_Exercise inputs:_
┏━━

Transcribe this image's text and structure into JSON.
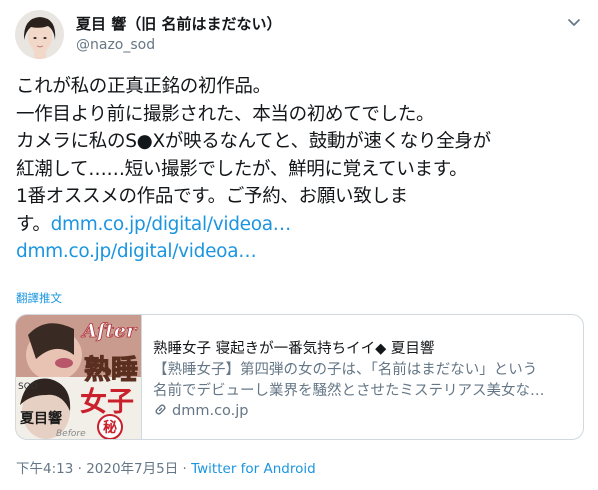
{
  "author": {
    "display_name": "夏目 響（旧 名前はまだない）",
    "handle": "@nazo_sod",
    "avatar_icon": "profile-photo"
  },
  "tweet": {
    "lines": [
      "これが私の正真正銘の初作品。",
      "一作目より前に撮影された、本当の初めてでした。",
      "カメラに私のS●Xが映るなんてと、鼓動が速くなり全身が",
      "紅潮して……短い撮影でしたが、鮮明に覚えています。",
      "1番オススメの作品です。ご予約、お願い致しま"
    ],
    "last_line_prefix": "す。",
    "link_1": "dmm.co.jp/digital/videoa…",
    "link_2": "dmm.co.jp/digital/videoa…",
    "translate_label": "翻譯推文"
  },
  "card": {
    "title": "熟睡女子 寝起きが一番気持ちイイ◆ 夏目響",
    "description_lines": [
      "【熟睡女子】第四弾の女の子は、「名前はまだない」という",
      "名前でデビューし業界を騒然とさせたミステリアス美女な…"
    ],
    "domain": "dmm.co.jp",
    "thumb_text": {
      "after": "After",
      "title_1": "熟睡",
      "title_2": "女子",
      "name": "夏目響",
      "badge": "秘",
      "label": "SOD",
      "before": "Before"
    }
  },
  "meta": {
    "time": "下午4:13",
    "separator_1": " · ",
    "date": "2020年7月5日",
    "separator_2": " · ",
    "source": "Twitter for Android"
  },
  "colors": {
    "link": "#1b95e0",
    "secondary_text": "#657786",
    "primary_text": "#14171a",
    "border": "#cfd9de"
  }
}
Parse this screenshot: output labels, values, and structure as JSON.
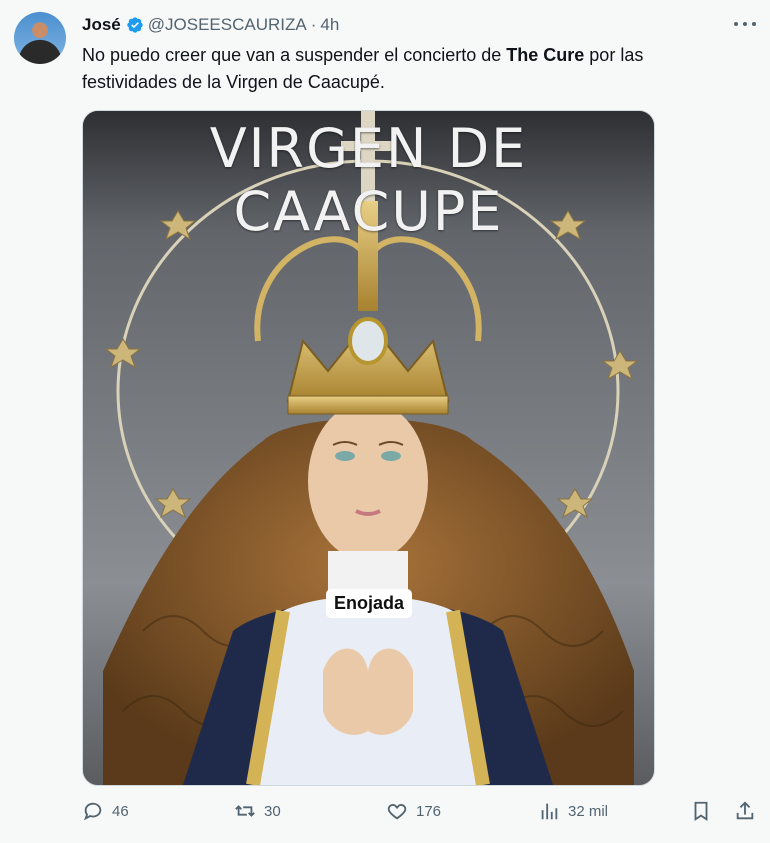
{
  "tweet": {
    "name": "José",
    "handle": "@JOSEESCAURIZA",
    "separator": "·",
    "time": "4h",
    "text_part1": "No puedo creer que van a suspender el concierto de ",
    "text_bold": "The Cure",
    "text_part2": " por las festividades de la Virgen de Caacupé."
  },
  "media": {
    "title": "VIRGEN DE CAACUPE",
    "caption": "Enojada"
  },
  "actions": {
    "replies": "46",
    "retweets": "30",
    "likes": "176",
    "views": "32 mil"
  },
  "colors": {
    "verified": "#1d9bf0",
    "muted": "#536471"
  }
}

┗━━

_Stated task:_ Copy out all of the material exactly as written, without its pictures.

_Output for this task:_
Transcribe this image's text and structure into JSON.
{
  "author": {
    "display_name": "夏目 響（旧 名前はまだない）",
    "handle": "@nazo_sod",
    "avatar_icon": "profile-photo"
  },
  "tweet": {
    "lines": [
      "これが私の正真正銘の初作品。",
      "一作目より前に撮影された、本当の初めてでした。",
      "カメラに私のS●Xが映るなんてと、鼓動が速くなり全身が",
      "紅潮して……短い撮影でしたが、鮮明に覚えています。",
      "1番オススメの作品です。ご予約、お願い致しま"
    ],
    "last_line_prefix": "す。",
    "link_1": "dmm.co.jp/digital/videoa…",
    "link_2": "dmm.co.jp/digital/videoa…",
    "translate_label": "翻譯推文"
  },
  "card": {
    "title": "熟睡女子 寝起きが一番気持ちイイ◆ 夏目響",
    "description_lines": [
      "【熟睡女子】第四弾の女の子は、「名前はまだない」という",
      "名前でデビューし業界を騒然とさせたミステリアス美女な…"
    ],
    "domain": "dmm.co.jp",
    "thumb_text": {
      "after": "After",
      "title_1": "熟睡",
      "title_2": "女子",
      "name": "夏目響",
      "badge": "秘",
      "label": "SOD",
      "before": "Before"
    }
  },
  "meta": {
    "time": "下午4:13",
    "separator_1": " · ",
    "date": "2020年7月5日",
    "separator_2": " · ",
    "source": "Twitter for Android"
  },
  "colors": {
    "link": "#1b95e0",
    "secondary_text": "#657786",
    "primary_text": "#14171a",
    "border": "#cfd9de"
  }
}
Parse this screenshot: output labels, values, and structure as JSON.
{
  "tweet": {
    "name": "José",
    "handle": "@JOSEESCAURIZA",
    "separator": "·",
    "time": "4h",
    "text_part1": "No puedo creer que van a suspender el concierto de ",
    "text_bold": "The Cure",
    "text_part2": " por las festividades de la Virgen de Caacupé."
  },
  "media": {
    "title": "VIRGEN DE CAACUPE",
    "caption": "Enojada"
  },
  "actions": {
    "replies": "46",
    "retweets": "30",
    "likes": "176",
    "views": "32 mil"
  },
  "colors": {
    "verified": "#1d9bf0",
    "muted": "#536471"
  }
}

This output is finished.